# [SECCIÓN DE TEXTO]

********

Érase
una vez en México del Siglo XIX
Previa a la
instalación del Primer Imperio en el año de 1822 una vez consumada la independencia, el país contaba con todas las bases para dar continuidad a
un sistema de gobierno monárquico. De acuerdo con la tradición política, aquel
sistema resultaba la posibilidad más viable.
Agustín de
Iturbide, quien había sido propuesto como monarca, y además electo por
aclamación, encabezó por algún tiempo una de las varias gamas monarquistas que
existieron en México a principios de siglo XIX y aprovechó el ambiente de
exaltación que le rodeaba para declararse emperador. Sin embargo, esa primera
administración duró el tiempo necesario para revelar un grave problema, la
persona encargada de ocupar el trono no podía reducirse a la
autodesignación. Salió a relucir la dificultad de la legitimidad dinástica y el
rango real, y, aunque este primer intento de gobierno
estaba programado para ser una monarquía constitucional
y no absoluta, persistió “...la falta de respeto que
sentían (los integrantes del Congreso Constituyente de 1822) hacia un hombre
que sin mayor rango social del que podía tener cualquiera de ellos, había sido
tan repentina y arbitrariamente improvisado en persona sagrada e inviolable”. Fue a partir de entonces que algunos monarquistas
planearían la venida de un príncipe extranjero en aras de ocupar el trono de
México y ofrecer protección a sus intereses económicos, políticos y culturales.
La aventura de ser
República
El
fracaso monárquico permitiría en el ambiente político, la exaltación de un
grupo político que hasta entonces había permanecido a la sombra, el
republicano. Esta facción intentaría adaptar en México por primera vez un nuevo
régimen de gobierno, moderno y democrático, la República Federal (1824). Los republicanos asumieron que ese
sistema atendería una necesidad primordial del país, la gran diversidad de
intereses regionales y el federalismo otorgaría la libertad legislativa
necesaria para cada territorio.

********

# [Listados de elementos y regiones]
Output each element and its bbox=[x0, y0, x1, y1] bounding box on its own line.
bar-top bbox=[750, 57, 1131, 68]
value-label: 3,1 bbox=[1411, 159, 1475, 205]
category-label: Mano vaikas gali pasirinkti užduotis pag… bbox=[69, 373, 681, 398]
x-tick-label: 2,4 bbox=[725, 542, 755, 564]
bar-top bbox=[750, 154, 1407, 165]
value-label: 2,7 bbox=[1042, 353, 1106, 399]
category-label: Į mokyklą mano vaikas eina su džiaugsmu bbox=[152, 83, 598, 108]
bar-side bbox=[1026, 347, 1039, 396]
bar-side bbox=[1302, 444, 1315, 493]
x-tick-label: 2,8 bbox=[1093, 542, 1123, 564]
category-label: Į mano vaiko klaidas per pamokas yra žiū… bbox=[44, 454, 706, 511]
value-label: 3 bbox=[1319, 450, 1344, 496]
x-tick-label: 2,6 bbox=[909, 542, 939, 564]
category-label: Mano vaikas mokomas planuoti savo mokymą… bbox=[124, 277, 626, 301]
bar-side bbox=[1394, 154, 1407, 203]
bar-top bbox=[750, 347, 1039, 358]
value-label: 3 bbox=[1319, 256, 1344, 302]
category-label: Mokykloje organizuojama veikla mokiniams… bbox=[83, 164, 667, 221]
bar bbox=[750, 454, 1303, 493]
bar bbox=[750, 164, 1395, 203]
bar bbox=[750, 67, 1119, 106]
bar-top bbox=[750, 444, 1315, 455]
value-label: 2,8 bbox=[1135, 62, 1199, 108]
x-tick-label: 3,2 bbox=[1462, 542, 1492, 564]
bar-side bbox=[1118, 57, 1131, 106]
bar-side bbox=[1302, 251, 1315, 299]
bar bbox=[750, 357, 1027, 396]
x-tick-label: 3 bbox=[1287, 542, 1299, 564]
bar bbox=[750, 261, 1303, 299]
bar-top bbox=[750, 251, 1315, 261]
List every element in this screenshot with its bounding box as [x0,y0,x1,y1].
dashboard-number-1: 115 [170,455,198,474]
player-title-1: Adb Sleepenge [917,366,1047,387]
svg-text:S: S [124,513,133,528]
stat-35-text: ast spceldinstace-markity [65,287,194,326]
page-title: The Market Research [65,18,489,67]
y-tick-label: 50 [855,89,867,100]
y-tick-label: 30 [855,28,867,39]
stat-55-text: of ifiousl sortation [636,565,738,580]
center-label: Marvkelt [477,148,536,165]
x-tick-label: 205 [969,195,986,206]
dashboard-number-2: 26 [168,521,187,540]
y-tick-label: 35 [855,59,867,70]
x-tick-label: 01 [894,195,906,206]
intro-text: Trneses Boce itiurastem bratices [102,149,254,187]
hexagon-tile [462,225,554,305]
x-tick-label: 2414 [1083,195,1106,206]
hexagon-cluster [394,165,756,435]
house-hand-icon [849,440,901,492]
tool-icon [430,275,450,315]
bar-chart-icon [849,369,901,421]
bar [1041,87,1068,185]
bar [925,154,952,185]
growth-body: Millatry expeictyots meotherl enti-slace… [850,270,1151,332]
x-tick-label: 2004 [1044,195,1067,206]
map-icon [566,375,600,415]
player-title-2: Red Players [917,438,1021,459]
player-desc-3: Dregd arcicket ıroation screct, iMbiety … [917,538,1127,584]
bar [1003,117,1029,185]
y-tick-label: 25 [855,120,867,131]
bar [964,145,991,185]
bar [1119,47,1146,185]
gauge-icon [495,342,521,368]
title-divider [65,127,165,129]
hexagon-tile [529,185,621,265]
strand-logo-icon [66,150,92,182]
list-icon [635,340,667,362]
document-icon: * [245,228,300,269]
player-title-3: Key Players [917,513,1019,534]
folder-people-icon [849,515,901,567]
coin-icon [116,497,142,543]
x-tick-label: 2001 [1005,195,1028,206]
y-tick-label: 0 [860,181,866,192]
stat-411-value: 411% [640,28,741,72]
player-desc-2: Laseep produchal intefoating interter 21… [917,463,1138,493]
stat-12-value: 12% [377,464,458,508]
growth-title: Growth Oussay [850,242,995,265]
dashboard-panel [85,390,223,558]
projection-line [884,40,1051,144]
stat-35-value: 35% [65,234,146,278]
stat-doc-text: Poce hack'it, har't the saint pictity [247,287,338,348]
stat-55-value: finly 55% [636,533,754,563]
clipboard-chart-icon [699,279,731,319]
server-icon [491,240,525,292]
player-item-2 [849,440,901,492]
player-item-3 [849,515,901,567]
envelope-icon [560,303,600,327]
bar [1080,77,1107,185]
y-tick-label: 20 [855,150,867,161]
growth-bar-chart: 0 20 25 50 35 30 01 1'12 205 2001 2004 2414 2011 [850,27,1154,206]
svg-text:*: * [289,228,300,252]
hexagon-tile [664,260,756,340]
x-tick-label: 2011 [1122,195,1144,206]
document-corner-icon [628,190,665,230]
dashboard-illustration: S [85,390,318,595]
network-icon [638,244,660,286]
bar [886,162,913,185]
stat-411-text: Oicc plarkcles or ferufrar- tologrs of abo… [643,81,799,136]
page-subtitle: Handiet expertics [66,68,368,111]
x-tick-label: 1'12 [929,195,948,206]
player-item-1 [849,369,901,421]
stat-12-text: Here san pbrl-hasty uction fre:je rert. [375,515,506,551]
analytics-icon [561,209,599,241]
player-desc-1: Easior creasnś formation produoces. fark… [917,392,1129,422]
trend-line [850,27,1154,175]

********

# [CONSIGNA 1]
Responde sobre el texto acerca del México del siglo XIX:
(a) ¿En qué año se instaló el Primer Imperio?
(b) ¿De qué forma fue electo Agustín de Iturbide?
(c) ¿Qué régimen de gobierno intentaron adaptar los republicanos, y en qué año?
# [CONSIGNA 2]
Prosigue el texto sobre el México del siglo XIX a partir de su última oración.

# [RESPUESTA 1]
(a) En 1822.
(b) Por aclamación.
(c) La República Federal, en 1824.

# [RESPUESTA 2]
Ese primer ensayo
republicano federal, cuyo modelo exitoso era la república del vecino país del
norte, representaba la transformación de la sociedad mexicana en la que
prevalecían tres siglos de dominación monárquica española.
“...la
Constitución de 1824 tenía ante sí un largo y penoso proceso de lucha contra,
precisamente las tendencias tradicionalistas y monárquicas que en grado muy
considerable prevalecían en aquella época y durante las cuatro décadas
siguientes”. (O’Gorman)
Vino entonces el
segundo fracaso para el sistema de gobierno mexicano después de siete años de
estar en marcha la república federal.
Los fracasos monarquista y republicano federal como
formas de gobierno para México fueron resultado, en el primer caso, de la ilegitimidad
que habría representado a ese primer imperio mexicano. Mientras que en el
segundo de la transformación republicana que se pretendía realizar en la
sociedad mexicana.
Debido a las desavenencias ocurridas durante la
primera República Federal y el sistema monárquico, en 1836 se implantaría otro sistema de
gobierno consagrado en la Constitución de las Siete Leyes, la primera República Central; fruto de los liberales moderados. Así los centralistas intentarían poner fin a las
soberanías locales, aunque no a la particularidad de cada provincia.
De los Dos un poco…
La propuesta del, nuevo sistema, sería dotar a la
República con características de una monarquía constitucional y al presidente de soberano. Cesaban las
legislaturas de los Estados, se establecían Juntas Departamentales y los
gobernadores quedaban sujetos al Ejecutivo.
Los grupos políticos que sostenían aquel sistema,
era la gente que deseaba la centralización del poder en sus manos. La elite capitalista
y empresaria que velaba por sus intereses económicos y que más tarde pediría la
reinstalación de una monarquía en México. Tal fue el caso de Lucas Alamán y del
liberal moderado, José María Gutiérrez de Estrada.
No obstante, la situación política de la República
Central se complicó cuando Texas se constituyó en República independiente de
México el 2 de marzo de 1836. Durante gran parte
del decenio que duró el centralismo, Yucatán fue virtualmente independiente, estos hechos,
provocaron el desmembramiento del territorio mexicano y sembraron el
germen de una lucha entre quienes enarbolaban ideas republicanas federalistas,
republicanas centralistas y monarquistas.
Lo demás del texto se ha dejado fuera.